**WORK INSTRUCTIONS:**
Reproduce the whole listing, character for character.

**RECORDS SUPPLIED:**
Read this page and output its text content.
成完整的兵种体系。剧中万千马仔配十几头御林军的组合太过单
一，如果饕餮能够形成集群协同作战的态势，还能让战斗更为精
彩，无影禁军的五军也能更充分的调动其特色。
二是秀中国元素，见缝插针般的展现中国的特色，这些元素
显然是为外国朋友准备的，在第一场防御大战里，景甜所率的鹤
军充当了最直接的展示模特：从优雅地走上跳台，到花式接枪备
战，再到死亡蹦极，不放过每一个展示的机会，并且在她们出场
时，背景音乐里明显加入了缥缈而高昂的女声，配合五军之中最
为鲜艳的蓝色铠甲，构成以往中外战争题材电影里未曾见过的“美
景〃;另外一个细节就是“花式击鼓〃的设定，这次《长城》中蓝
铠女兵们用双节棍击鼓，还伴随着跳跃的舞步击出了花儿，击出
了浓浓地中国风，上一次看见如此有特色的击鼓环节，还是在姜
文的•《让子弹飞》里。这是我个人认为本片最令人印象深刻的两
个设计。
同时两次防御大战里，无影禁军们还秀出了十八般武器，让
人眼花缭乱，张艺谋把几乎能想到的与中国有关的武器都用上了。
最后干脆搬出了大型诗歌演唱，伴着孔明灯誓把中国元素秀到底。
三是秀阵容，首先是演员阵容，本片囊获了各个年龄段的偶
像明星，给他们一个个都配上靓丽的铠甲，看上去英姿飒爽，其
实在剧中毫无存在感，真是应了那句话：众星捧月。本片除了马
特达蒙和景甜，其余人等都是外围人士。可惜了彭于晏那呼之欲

**TASK OUTPUT:**
Read this page and output its text content.
成完整的兵种体系。剧中万千马仔配十几头御林军的组合太过单
一，如果饕餮能够形成集群协同作战的态势，还能让战斗更为精
彩，无影禁军的五军也能更充分的调动其特色。
二是秀中国元素，见缝插针般的展现中国的特色，这些元素
显然是为外国朋友准备的，在第一场防御大战里，景甜所率的鹤
军充当了最直接的展示模特：从优雅地走上跳台，到花式接枪备
战，再到死亡蹦极，不放过每一个展示的机会，并且在她们出场
时，背景音乐里明显加入了缥缈而高昂的女声，配合五军之中最
为鲜艳的蓝色铠甲，构成以往中外战争题材电影里未曾见过的“美
景〃;另外一个细节就是“花式击鼓〃的设定，这次《长城》中蓝
铠女兵们用双节棍击鼓，还伴随着跳跃的舞步击出了花儿，击出
了浓浓地中国风，上一次看见如此有特色的击鼓环节，还是在姜
文的•《让子弹飞》里。这是我个人认为本片最令人印象深刻的两
个设计。
同时两次防御大战里，无影禁军们还秀出了十八般武器，让
人眼花缭乱，张艺谋把几乎能想到的与中国有关的武器都用上了。
最后干脆搬出了大型诗歌演唱，伴着孔明灯誓把中国元素秀到底。
三是秀阵容，首先是演员阵容，本片囊获了各个年龄段的偶
像明星，给他们一个个都配上靓丽的铠甲，看上去英姿飒爽，其
实在剧中毫无存在感，真是应了那句话：众星捧月。本片除了马
特达蒙和景甜，其余人等都是外围人士。可惜了彭于晏那呼之欲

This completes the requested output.